Document page data:
┌────────

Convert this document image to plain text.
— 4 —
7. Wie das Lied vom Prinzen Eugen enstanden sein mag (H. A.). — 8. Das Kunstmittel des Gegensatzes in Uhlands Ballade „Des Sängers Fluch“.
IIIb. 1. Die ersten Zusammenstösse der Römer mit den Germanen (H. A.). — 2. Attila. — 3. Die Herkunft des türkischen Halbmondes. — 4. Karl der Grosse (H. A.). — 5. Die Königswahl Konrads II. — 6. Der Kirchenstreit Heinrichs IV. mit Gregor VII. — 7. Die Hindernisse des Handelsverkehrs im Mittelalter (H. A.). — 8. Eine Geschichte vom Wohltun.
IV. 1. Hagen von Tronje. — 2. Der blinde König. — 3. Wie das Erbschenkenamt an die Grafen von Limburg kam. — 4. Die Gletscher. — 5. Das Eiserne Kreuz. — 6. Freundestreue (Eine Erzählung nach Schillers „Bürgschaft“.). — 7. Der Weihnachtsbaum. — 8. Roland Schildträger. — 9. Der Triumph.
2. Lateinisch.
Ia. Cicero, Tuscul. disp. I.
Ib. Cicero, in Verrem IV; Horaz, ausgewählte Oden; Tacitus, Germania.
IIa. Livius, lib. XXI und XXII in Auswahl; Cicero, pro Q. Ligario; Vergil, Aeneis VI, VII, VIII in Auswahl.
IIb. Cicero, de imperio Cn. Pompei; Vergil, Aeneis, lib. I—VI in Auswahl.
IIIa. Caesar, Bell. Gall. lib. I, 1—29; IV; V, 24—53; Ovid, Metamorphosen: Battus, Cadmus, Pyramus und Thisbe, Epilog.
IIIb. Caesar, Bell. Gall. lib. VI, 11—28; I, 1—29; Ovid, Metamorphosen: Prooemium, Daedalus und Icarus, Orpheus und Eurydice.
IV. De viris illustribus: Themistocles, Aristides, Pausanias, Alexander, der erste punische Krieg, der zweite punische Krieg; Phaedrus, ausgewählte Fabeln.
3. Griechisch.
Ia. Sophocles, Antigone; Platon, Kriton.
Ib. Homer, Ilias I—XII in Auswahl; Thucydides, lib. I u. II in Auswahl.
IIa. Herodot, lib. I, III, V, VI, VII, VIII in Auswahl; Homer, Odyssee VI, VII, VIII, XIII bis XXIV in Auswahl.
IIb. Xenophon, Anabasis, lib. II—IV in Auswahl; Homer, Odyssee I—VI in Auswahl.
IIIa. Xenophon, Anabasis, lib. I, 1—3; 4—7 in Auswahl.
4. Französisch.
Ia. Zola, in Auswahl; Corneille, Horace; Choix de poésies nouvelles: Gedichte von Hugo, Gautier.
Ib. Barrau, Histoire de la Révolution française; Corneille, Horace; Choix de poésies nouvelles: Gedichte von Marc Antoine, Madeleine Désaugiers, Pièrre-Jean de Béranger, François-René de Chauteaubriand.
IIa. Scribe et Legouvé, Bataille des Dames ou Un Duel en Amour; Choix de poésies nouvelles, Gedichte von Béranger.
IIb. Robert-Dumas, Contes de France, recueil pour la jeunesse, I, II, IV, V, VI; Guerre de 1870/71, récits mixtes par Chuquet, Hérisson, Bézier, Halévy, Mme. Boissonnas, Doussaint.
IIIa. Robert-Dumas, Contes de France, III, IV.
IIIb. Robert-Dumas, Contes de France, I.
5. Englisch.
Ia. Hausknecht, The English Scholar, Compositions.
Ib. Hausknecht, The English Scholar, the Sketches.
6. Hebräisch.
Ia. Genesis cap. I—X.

└────────

Assignment: Work out the number of lines in the entries above that hold the word "Odyssee", giving the number without comment.

Answer for this exercise: 2